Exercise goal:
The records below should be written out again, exactly.

Data provided:
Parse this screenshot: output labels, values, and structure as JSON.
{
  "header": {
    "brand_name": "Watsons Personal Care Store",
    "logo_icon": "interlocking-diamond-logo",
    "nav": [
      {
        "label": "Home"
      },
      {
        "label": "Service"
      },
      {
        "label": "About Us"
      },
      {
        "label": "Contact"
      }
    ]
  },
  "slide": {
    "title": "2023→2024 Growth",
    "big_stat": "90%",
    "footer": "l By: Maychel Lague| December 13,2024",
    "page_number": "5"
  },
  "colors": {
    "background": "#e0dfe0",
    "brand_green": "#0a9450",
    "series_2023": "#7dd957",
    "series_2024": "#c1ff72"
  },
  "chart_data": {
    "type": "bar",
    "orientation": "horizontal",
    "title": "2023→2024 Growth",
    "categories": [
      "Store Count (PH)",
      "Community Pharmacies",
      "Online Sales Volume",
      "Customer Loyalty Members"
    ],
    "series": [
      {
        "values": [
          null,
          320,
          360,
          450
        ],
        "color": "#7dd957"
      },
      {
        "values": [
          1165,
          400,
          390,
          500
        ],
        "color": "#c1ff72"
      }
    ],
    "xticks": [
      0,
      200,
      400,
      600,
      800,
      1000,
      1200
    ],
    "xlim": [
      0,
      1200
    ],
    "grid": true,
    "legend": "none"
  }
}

In response:
Parse this screenshot: output labels, values, and structure as JSON.
{
  "header": {
    "brand_name": "Watsons Personal Care Store",
    "logo_icon": "interlocking-diamond-logo",
    "nav": [
      {
        "label": "Home"
      },
      {
        "label": "Service"
      },
      {
        "label": "About Us"
      },
      {
        "label": "Contact"
      }
    ]
  },
  "slide": {
    "title": "2023→2024 Growth",
    "big_stat": "90%",
    "footer": "l By: Maychel Lague| December 13,2024",
    "page_number": "5"
  },
  "colors": {
    "background": "#e0dfe0",
    "brand_green": "#0a9450",
    "series_2023": "#7dd957",
    "series_2024": "#c1ff72"
  },
  "chart_data": {
    "type": "bar",
    "orientation": "horizontal",
    "title": "2023→2024 Growth",
    "categories": [
      "Store Count (PH)",
      "Community Pharmacies",
      "Online Sales Volume",
      "Customer Loyalty Members"
    ],
    "series": [
      {
        "values": [
          null,
          320,
          360,
          450
        ],
        "color": "#7dd957"
      },
      {
        "values": [
          1165,
          400,
          390,
          500
        ],
        "color": "#c1ff72"
      }
    ],
    "xticks": [
      0,
      200,
      400,
      600,
      800,
      1000,
      1200
    ],
    "xlim": [
      0,
      1200
    ],
    "grid": true,
    "legend": "none"
  }
}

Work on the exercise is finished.